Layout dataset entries
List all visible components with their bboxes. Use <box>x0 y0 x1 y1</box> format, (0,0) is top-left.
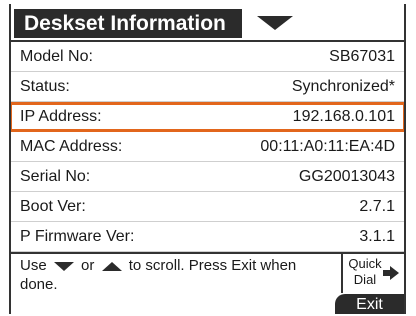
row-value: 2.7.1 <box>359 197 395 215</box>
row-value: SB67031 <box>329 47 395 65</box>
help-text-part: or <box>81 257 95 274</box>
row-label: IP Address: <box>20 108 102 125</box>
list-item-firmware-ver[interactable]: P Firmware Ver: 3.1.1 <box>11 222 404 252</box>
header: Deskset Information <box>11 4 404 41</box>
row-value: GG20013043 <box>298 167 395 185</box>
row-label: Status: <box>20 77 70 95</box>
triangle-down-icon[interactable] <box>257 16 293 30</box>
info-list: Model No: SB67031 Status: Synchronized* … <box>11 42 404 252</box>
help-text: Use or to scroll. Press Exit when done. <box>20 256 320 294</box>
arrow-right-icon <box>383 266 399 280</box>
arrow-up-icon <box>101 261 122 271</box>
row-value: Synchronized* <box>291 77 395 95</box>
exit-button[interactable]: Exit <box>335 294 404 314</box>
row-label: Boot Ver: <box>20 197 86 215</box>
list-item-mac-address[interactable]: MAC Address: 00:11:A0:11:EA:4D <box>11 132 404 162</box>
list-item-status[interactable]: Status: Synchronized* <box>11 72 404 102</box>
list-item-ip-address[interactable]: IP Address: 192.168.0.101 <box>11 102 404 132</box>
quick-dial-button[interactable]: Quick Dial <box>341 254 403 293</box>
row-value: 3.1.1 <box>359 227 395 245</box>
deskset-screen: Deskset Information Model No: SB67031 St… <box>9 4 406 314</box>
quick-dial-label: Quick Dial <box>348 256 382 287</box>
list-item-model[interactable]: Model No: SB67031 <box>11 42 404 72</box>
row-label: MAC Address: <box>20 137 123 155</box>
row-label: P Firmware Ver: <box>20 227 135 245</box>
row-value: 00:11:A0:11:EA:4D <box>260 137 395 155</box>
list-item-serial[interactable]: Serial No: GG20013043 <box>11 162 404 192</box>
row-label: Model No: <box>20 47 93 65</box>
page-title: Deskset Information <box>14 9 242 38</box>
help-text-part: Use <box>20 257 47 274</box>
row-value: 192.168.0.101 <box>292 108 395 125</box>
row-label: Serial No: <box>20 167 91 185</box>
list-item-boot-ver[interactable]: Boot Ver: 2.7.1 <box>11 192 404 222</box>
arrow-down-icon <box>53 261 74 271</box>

==

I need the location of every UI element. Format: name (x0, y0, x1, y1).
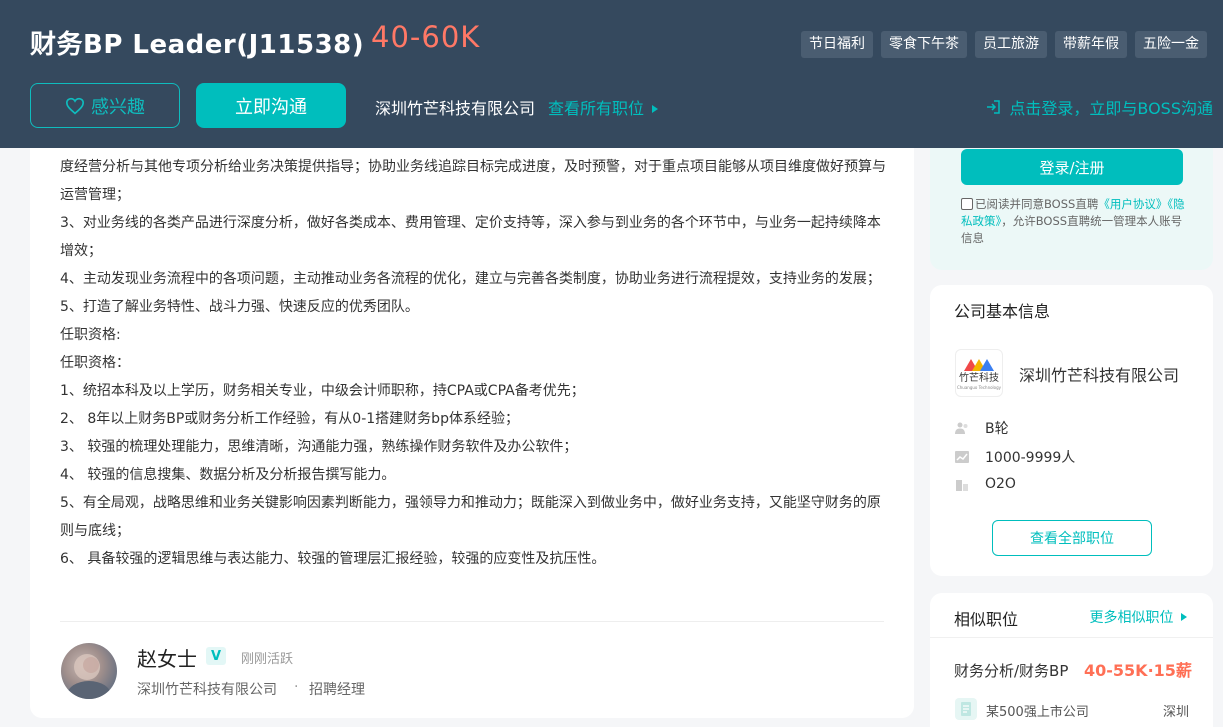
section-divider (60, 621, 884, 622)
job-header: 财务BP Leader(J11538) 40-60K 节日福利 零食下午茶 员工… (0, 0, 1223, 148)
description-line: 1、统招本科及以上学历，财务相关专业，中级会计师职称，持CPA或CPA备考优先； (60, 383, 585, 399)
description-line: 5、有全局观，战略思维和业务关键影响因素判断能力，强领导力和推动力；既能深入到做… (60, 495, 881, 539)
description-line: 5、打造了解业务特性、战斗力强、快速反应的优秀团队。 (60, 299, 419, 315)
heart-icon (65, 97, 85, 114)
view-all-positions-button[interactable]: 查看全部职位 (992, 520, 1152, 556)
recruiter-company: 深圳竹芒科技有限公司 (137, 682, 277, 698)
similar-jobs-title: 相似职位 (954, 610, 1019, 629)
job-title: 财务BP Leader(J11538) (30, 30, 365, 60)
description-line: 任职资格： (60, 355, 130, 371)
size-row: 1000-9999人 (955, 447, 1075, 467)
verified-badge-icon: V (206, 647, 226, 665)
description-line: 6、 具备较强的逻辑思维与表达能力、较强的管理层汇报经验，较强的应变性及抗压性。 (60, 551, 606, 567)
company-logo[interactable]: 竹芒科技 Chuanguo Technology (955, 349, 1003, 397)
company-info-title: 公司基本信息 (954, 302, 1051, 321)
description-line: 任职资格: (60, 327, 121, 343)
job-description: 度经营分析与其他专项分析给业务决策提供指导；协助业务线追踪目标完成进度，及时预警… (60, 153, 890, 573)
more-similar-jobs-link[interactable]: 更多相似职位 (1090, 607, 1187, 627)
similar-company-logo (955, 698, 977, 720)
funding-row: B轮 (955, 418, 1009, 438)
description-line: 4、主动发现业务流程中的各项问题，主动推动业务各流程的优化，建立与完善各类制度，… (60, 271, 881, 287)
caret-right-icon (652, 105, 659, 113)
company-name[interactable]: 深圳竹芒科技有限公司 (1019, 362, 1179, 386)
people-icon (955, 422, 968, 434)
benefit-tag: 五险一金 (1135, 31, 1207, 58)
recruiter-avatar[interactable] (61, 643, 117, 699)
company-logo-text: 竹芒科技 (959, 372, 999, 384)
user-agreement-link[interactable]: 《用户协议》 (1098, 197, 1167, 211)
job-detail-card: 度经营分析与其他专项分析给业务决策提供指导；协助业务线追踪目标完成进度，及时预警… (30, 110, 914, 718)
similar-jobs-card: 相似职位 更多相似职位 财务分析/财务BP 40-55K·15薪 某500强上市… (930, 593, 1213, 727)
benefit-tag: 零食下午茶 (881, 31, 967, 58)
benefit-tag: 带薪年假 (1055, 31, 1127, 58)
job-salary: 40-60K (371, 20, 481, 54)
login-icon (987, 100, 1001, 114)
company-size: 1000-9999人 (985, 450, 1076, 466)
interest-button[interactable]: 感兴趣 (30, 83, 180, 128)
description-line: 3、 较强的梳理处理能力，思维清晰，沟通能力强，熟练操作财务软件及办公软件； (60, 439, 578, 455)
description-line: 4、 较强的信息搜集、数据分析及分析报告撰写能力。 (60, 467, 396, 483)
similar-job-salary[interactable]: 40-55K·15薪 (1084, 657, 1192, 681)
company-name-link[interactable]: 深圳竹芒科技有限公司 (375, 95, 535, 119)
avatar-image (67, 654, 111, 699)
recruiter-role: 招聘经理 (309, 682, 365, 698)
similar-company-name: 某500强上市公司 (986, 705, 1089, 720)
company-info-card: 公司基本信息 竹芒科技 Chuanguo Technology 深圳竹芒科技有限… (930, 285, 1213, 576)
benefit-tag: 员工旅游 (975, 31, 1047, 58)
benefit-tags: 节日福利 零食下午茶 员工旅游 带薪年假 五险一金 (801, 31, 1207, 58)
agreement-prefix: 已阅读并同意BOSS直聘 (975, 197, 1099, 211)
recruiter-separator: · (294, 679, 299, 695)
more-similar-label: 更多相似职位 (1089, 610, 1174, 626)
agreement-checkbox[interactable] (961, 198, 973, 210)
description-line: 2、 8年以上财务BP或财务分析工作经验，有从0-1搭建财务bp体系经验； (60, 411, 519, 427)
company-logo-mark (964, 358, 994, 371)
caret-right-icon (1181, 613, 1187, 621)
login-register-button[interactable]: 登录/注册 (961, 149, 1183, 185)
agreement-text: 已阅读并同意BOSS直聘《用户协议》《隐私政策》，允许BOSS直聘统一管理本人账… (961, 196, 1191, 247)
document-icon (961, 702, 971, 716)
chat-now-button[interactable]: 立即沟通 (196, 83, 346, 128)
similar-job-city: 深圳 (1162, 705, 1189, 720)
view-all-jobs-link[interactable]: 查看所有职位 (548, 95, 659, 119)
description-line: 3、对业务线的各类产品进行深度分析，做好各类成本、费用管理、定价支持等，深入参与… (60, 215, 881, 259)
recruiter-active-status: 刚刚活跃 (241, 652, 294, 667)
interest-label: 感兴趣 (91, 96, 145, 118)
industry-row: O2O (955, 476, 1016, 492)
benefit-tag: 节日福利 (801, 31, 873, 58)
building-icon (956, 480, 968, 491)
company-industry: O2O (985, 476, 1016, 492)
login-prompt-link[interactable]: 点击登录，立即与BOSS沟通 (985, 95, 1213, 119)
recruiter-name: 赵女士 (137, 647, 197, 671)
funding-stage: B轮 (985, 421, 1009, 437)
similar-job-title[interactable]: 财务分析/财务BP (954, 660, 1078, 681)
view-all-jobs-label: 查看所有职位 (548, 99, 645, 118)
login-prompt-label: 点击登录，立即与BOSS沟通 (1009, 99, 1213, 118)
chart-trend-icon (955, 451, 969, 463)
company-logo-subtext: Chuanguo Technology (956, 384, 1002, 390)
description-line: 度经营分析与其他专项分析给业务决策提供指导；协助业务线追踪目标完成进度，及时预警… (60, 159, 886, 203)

---

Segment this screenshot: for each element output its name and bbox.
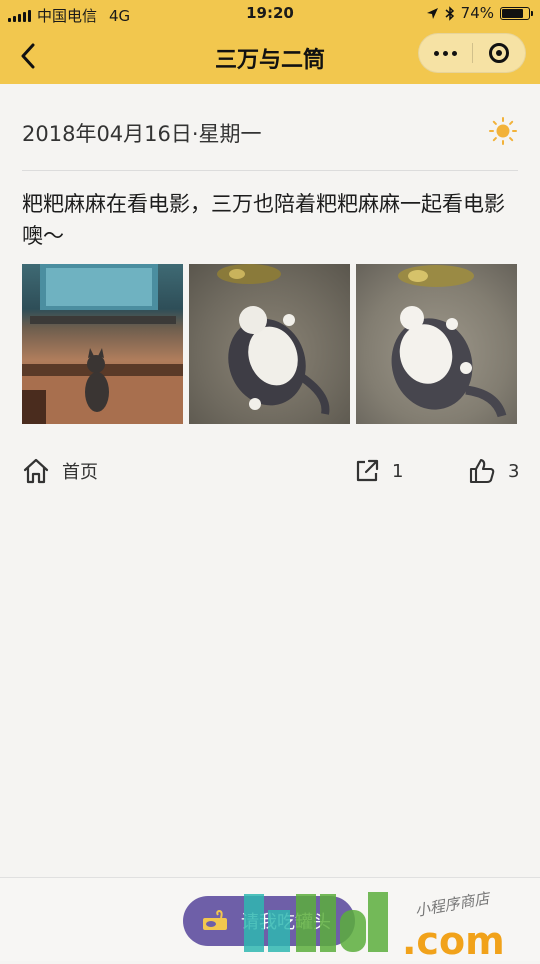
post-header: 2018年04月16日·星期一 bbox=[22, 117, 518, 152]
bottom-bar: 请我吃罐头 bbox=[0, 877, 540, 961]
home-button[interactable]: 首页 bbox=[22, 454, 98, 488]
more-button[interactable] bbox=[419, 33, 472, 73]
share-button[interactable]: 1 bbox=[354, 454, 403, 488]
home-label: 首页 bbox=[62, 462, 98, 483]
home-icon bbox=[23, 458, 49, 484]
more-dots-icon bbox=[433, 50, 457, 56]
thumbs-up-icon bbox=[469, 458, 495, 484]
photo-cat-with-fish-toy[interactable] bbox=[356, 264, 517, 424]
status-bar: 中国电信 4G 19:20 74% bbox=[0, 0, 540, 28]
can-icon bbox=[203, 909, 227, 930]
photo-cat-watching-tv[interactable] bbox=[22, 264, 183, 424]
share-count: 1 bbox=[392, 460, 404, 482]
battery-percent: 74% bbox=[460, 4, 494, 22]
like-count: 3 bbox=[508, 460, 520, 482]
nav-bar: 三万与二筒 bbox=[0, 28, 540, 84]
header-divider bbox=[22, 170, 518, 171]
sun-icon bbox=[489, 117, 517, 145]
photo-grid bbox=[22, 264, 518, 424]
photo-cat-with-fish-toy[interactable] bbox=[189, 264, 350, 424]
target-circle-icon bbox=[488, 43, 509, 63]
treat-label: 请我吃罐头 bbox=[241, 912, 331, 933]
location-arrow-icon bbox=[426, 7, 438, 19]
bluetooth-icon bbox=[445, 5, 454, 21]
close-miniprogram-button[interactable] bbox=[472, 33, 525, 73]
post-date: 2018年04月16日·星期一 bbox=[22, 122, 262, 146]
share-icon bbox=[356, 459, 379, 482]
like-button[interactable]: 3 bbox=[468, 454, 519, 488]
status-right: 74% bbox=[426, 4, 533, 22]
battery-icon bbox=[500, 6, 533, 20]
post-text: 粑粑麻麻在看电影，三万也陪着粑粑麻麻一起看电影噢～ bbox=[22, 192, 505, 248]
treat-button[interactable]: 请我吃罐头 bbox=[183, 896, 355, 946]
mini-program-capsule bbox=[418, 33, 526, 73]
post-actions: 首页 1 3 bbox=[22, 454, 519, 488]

# Written request
Copy out, with no changes, the part of the listing that opens with the line containing "post-header: 2018年04月16日·星期一 bbox=[22, 117, 518, 152]" and closes with the line containing "treat-label: 请我吃罐头 bbox=[241, 912, 331, 933]", including both of those lines.

# Reply
post-header: 2018年04月16日·星期一 bbox=[22, 117, 518, 152]
bottom-bar: 请我吃罐头 bbox=[0, 877, 540, 961]
home-button[interactable]: 首页 bbox=[22, 454, 98, 488]
more-button[interactable] bbox=[419, 33, 472, 73]
share-button[interactable]: 1 bbox=[354, 454, 403, 488]
home-label: 首页 bbox=[62, 462, 98, 483]
home-icon bbox=[23, 458, 49, 484]
more-dots-icon bbox=[433, 50, 457, 56]
thumbs-up-icon bbox=[469, 458, 495, 484]
photo-cat-with-fish-toy[interactable] bbox=[356, 264, 517, 424]
status-bar: 中国电信 4G 19:20 74% bbox=[0, 0, 540, 28]
can-icon bbox=[203, 909, 227, 930]
photo-cat-watching-tv[interactable] bbox=[22, 264, 183, 424]
share-count: 1 bbox=[392, 460, 404, 482]
battery-percent: 74% bbox=[460, 4, 494, 22]
like-count: 3 bbox=[508, 460, 520, 482]
nav-bar: 三万与二筒 bbox=[0, 28, 540, 84]
header-divider bbox=[22, 170, 518, 171]
sun-icon bbox=[489, 117, 517, 145]
photo-grid bbox=[22, 264, 518, 424]
photo-cat-with-fish-toy[interactable] bbox=[189, 264, 350, 424]
target-circle-icon bbox=[488, 43, 509, 63]
treat-label: 请我吃罐头 bbox=[241, 912, 331, 933]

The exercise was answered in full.